=== WHAT YOU SHOULD DO ===
Go through the lines below. Copy those with "left".

=== STORED DATA ===
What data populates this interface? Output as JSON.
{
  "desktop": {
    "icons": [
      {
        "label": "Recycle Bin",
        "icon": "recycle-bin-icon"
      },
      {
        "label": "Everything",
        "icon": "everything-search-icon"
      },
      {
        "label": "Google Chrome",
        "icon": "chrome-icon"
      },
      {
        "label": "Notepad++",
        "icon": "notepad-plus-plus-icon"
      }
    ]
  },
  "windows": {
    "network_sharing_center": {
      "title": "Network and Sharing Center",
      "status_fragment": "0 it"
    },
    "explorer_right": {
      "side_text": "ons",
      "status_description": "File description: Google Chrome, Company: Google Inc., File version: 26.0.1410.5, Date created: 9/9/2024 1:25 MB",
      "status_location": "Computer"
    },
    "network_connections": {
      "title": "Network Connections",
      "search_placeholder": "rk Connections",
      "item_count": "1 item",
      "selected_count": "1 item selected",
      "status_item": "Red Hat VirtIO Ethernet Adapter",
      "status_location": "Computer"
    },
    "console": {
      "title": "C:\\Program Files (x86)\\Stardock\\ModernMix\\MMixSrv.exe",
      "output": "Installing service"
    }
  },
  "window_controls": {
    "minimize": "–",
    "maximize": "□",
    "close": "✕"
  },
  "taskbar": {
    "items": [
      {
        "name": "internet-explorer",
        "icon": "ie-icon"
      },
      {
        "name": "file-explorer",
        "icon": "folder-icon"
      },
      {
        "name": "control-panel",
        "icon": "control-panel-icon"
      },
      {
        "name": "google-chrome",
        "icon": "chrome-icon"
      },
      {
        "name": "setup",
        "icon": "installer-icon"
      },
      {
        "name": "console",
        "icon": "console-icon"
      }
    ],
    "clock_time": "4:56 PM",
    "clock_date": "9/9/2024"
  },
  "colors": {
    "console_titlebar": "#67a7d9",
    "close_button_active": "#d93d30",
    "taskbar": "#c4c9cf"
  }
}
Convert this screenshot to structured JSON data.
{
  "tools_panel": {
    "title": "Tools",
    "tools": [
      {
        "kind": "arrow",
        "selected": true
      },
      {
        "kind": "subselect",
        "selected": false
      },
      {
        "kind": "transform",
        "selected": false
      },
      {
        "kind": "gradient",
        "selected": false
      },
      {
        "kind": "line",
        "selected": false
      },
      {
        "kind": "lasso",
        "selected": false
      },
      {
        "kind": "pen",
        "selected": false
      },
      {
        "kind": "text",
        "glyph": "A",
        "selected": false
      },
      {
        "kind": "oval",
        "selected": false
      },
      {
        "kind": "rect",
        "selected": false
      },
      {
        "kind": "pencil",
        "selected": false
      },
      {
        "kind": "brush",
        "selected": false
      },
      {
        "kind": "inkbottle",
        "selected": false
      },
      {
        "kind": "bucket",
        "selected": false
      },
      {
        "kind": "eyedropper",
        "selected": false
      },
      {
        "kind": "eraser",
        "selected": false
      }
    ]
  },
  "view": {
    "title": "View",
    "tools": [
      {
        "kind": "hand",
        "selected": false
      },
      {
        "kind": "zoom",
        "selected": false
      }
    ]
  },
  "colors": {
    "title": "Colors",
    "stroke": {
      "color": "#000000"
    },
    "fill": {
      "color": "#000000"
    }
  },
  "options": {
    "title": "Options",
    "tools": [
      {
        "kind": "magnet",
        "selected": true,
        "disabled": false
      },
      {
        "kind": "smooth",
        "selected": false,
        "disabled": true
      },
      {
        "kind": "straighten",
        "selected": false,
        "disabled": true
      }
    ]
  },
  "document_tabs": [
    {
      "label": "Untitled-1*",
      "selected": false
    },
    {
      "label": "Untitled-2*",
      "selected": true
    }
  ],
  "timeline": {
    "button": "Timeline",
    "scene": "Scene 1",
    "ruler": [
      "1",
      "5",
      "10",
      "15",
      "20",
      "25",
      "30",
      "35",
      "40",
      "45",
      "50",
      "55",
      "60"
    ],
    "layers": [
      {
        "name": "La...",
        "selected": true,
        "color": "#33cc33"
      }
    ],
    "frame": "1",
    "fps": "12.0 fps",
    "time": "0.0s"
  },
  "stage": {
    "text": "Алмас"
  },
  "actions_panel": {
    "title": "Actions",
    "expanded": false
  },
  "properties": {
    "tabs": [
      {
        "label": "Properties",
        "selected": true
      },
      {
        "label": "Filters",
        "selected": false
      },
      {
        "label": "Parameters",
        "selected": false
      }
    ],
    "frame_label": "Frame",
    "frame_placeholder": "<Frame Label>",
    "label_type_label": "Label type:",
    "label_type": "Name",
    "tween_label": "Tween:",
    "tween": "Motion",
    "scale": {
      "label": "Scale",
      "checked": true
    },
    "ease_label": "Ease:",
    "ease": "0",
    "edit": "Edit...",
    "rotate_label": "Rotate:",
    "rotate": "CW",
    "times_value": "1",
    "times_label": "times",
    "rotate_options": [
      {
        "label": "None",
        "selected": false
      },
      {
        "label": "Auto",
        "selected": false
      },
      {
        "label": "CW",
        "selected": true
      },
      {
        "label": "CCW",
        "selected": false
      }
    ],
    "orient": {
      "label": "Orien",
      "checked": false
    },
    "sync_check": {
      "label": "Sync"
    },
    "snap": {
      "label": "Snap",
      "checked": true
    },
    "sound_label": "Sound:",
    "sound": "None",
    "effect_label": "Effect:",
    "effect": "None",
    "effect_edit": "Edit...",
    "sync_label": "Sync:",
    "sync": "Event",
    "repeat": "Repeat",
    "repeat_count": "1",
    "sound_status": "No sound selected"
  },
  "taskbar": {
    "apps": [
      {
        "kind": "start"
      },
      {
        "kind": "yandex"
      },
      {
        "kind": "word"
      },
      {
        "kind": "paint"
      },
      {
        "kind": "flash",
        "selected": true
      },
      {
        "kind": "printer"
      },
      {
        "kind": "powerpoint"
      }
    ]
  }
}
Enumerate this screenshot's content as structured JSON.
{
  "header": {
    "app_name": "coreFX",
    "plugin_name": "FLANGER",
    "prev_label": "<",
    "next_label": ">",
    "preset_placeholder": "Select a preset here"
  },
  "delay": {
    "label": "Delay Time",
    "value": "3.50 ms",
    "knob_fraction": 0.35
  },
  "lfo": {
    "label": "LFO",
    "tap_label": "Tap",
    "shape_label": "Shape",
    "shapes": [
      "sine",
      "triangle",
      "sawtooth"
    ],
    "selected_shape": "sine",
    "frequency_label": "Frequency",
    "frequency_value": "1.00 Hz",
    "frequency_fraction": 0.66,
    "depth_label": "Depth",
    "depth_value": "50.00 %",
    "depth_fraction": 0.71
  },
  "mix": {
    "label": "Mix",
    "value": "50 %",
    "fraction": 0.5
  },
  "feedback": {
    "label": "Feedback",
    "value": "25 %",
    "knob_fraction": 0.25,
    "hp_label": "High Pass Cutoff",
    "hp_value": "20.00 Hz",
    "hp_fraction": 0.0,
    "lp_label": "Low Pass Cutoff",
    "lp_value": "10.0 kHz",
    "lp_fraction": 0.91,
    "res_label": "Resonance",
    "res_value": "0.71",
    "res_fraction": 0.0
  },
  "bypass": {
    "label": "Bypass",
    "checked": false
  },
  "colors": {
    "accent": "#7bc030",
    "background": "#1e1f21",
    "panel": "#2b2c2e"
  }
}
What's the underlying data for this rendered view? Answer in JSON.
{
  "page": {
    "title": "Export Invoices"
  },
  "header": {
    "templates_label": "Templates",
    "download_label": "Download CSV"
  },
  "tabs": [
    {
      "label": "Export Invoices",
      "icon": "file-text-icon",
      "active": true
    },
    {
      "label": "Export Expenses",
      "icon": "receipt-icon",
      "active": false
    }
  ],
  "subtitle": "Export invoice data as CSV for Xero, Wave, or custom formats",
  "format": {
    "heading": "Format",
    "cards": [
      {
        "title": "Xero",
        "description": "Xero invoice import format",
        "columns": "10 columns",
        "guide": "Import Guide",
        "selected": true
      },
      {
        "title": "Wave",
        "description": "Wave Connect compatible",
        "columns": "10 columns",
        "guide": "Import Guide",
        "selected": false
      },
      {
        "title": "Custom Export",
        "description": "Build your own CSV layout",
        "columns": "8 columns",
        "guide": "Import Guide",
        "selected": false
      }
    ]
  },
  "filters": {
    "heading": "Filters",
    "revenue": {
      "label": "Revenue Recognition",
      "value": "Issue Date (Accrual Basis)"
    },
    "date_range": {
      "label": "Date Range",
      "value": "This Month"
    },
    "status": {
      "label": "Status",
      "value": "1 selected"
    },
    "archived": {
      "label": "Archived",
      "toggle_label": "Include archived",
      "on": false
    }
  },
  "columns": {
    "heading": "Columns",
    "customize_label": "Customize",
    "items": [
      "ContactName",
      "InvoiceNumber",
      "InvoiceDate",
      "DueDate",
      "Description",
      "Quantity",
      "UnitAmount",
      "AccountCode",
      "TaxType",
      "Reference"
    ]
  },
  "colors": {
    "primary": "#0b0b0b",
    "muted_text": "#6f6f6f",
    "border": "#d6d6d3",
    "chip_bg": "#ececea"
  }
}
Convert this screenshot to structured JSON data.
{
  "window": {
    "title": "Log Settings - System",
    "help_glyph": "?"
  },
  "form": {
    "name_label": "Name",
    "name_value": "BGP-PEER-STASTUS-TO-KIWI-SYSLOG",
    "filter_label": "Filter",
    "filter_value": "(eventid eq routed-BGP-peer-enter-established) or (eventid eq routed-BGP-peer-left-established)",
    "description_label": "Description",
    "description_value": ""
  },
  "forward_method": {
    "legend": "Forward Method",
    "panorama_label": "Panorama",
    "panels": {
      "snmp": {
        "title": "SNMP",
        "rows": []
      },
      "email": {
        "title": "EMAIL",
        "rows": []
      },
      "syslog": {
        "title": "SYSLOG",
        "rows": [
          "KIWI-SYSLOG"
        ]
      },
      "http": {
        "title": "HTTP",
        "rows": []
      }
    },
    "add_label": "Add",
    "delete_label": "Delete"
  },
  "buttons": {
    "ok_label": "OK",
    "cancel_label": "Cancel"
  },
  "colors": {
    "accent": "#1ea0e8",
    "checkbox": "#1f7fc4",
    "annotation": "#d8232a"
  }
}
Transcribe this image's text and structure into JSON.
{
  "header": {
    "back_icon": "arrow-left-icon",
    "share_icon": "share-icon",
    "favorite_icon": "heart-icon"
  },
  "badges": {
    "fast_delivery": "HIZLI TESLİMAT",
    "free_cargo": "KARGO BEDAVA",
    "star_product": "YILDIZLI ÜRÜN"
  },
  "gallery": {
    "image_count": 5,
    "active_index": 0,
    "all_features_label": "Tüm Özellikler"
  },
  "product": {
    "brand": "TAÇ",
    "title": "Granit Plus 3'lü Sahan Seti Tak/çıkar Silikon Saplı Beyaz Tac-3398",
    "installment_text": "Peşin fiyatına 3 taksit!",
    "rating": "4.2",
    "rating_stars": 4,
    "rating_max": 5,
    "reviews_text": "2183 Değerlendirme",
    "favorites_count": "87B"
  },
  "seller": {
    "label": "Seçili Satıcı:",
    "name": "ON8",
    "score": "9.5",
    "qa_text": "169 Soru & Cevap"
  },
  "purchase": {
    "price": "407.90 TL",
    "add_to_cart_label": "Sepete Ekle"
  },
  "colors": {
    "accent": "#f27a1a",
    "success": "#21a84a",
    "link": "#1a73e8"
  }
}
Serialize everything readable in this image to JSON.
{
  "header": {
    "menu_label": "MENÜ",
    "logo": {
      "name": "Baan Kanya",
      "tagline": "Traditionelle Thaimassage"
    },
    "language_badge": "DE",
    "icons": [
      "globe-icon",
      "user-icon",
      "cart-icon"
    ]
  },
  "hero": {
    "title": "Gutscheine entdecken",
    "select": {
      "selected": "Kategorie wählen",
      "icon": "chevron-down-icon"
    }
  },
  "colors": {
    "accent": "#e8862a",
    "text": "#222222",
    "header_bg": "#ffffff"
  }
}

=== RESULT FOR THIS EXERCISE ===
    "filter_value": "(eventid eq routed-BGP-peer-enter-established) or (eventid eq routed-BGP-peer-left-established)",
    "back_icon": "arrow-left-icon",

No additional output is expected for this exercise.